== Entries shown
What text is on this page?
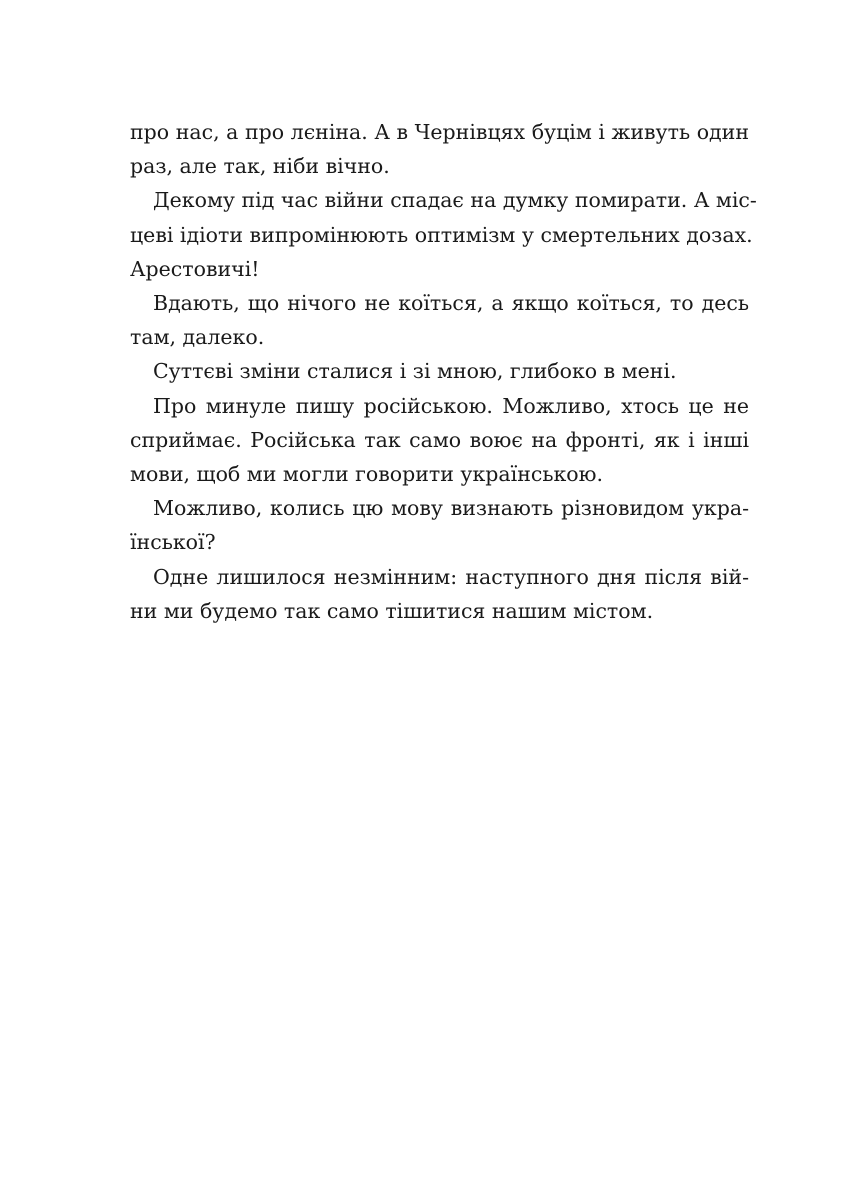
про нас, а про лєніна. А в Чернівцях буцім і живуть один
раз, але так, ніби вічно.
Декому під час війни спадає на думку помирати. А міс-
цеві ідіоти випромінюють оптимізм у смертельних дозах.
Арестовичі!
Вдають, що нічого не коїться, а якщо коїться, то десь
там, далеко.
Суттєві зміни сталися і зі мною, глибоко в мені.
Про минуле пишу російською. Можливо, хтось це не
сприймає. Російська так само воює на фронті, як і інші
мови, щоб ми могли говорити українською.
Можливо, колись цю мову визнають різновидом укра-
їнської?
Одне лишилося незмінним: наступного дня після вій-
ни ми будемо так само тішитися нашим містом.
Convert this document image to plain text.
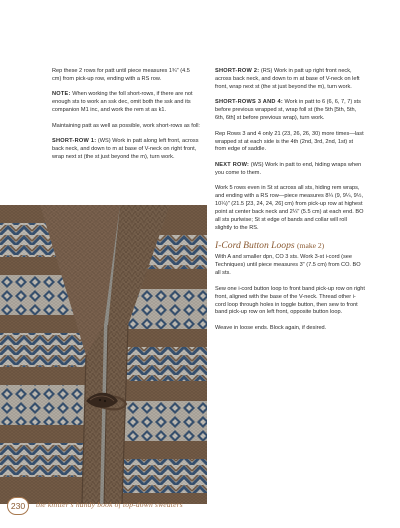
Rep these 2 rows for patt until piece measures 1¾" (4.5 cm) from pick-up row, ending with a RS row.

NOTE: When working the foll short-rows, if there are not enough sts to work an ssk dec, omit both the ssk and its companion M1 inc, and work the rem st as k1.

Maintaining patt as well as possible, work short-rows as foll:

SHORT-ROW 1: (WS) Work in patt along left front, across back neck, and down to m at base of V-neck on right front, wrap next st (the st just beyond the m), turn work.

SHORT-ROW 2: (RS) Work in patt up right front neck, across back neck, and down to m at base of V-neck on left front, wrap next st (the st just beyond the m), turn work.

SHORT-ROWS 3 AND 4: Work in patt to 6 (6, 6, 7, 7) sts before previous wrapped st, wrap foll st (the 5th [5th, 5th, 6th, 6th] st before previous wrap), turn work.

Rep Rows 3 and 4 only 21 (23, 26, 26, 30) more times—last wrapped st at each side is the 4th (2nd, 3rd, 2nd, 1st) st from edge of saddle.

NEXT ROW: (WS) Work in patt to end, hiding wraps when you come to them.

Work 5 rows even in St st across all sts, hiding rem wraps, and ending with a RS row—piece measures 8¼ (9, 9¼, 9½, 10¼)" (21.5 [23, 24, 24, 26] cm) from pick-up row at highest point at center back neck and 2¼" (5.5 cm) at each end. BO all sts purlwise; St st edge of bands and collar will roll slightly to the RS.

I-Cord Button Loops (make 2)

With A and smaller dpn, CO 3 sts. Work 3-st i-cord (see Techniques) until piece measures 3" (7.5 cm) from CO. BO all sts.

Sew one i-cord button loop to front band pick-up row on right front, aligned with the base of the V-neck. Thread other i-cord loop through holes in toggle button, then sew to front band pick-up row on left front, opposite button loop.

Weave in loose ends. Block again, if desired.

230	the knitter's handy book of top-down sweaters
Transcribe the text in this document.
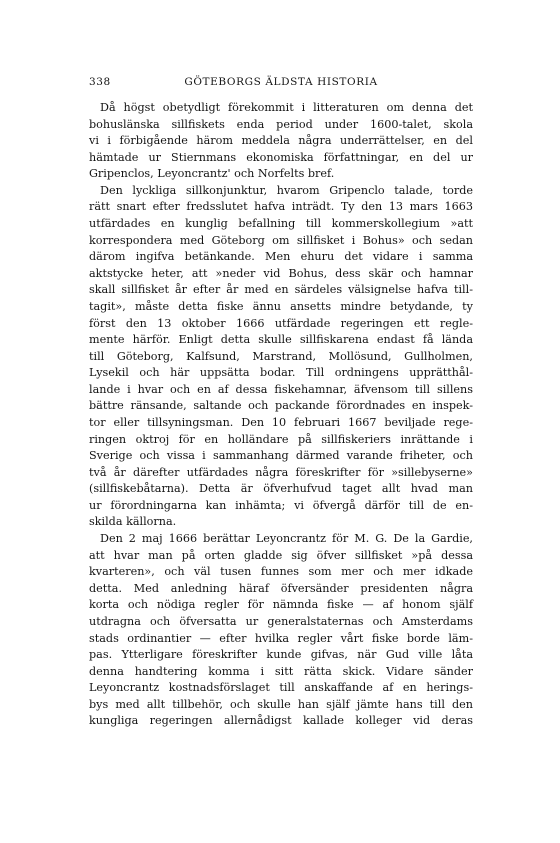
338	GÖTEBORGS ÄLDSTA HISTORIA
Då högst obetydligt förekommit i litteraturen om denna det
bohuslänska sillfiskets enda period under 1600-talet, skola
vi i förbigående härom meddela några underrättelser, en del
hämtade ur Stiernmans ekonomiska författningar, en del ur
Gripenclos, Leyoncrantz' och Norfelts bref.
Den lyckliga sillkonjunktur, hvarom Gripenclo talade, torde
rätt snart efter fredsslutet hafva inträdt. Ty den 13 mars 1663
utfärdades en kunglig befallning till kommerskollegium »att
korrespondera med Göteborg om sillfisket i Bohus» och sedan
därom ingifva betänkande. Men ehuru det vidare i samma
aktstycke heter, att »neder vid Bohus, dess skär och hamnar
skall sillfisket år efter år med en särdeles välsignelse hafva till-
tagit», måste detta fiske ännu ansetts mindre betydande, ty
först den 13 oktober 1666 utfärdade regeringen ett regle-
mente härför. Enligt detta skulle sillfiskarena endast få lända
till Göteborg, Kalfsund, Marstrand, Mollösund, Gullholmen,
Lysekil och här uppsätta bodar. Till ordningens upprätthål-
lande i hvar och en af dessa fiskehamnar, äfvensom till sillens
bättre ränsande, saltande och packande förordnades en inspek-
tor eller tillsyningsman. Den 10 februari 1667 beviljade rege-
ringen oktroj för en holländare på sillfiskeriers inrättande i
Sverige och vissa i sammanhang därmed varande friheter, och
två år därefter utfärdades några föreskrifter för »sillebyserne»
(sillfiskebåtarna). Detta är öfverhufvud taget allt hvad man
ur förordningarna kan inhämta; vi öfvergå därför till de en-
skilda källorna.
Den 2 maj 1666 berättar Leyoncrantz för M. G. De la Gardie,
att hvar man på orten gladde sig öfver sillfisket »på dessa
kvarteren», och väl tusen funnes som mer och mer idkade
detta. Med anledning häraf öfversänder presidenten några
korta och nödiga regler för nämnda fiske — af honom själf
utdragna och öfversatta ur generalstaternas och Amsterdams
stads ordinantier — efter hvilka regler vårt fiske borde läm-
pas. Ytterligare föreskrifter kunde gifvas, när Gud ville låta
denna handtering komma i sitt rätta skick. Vidare sänder
Leyoncrantz kostnadsförslaget till anskaffande af en herings-
bys med allt tillbehör, och skulle han själf jämte hans till den
kungliga regeringen allernådigst kallade kolleger vid deras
====
** Short problem **
Look over the records above and copy each line that includes the string "skulle".

** Task answer **
mente härför. Enligt detta skulle sillfiskarena endast få lända
bys med allt tillbehör, och skulle han själf jämte hans till den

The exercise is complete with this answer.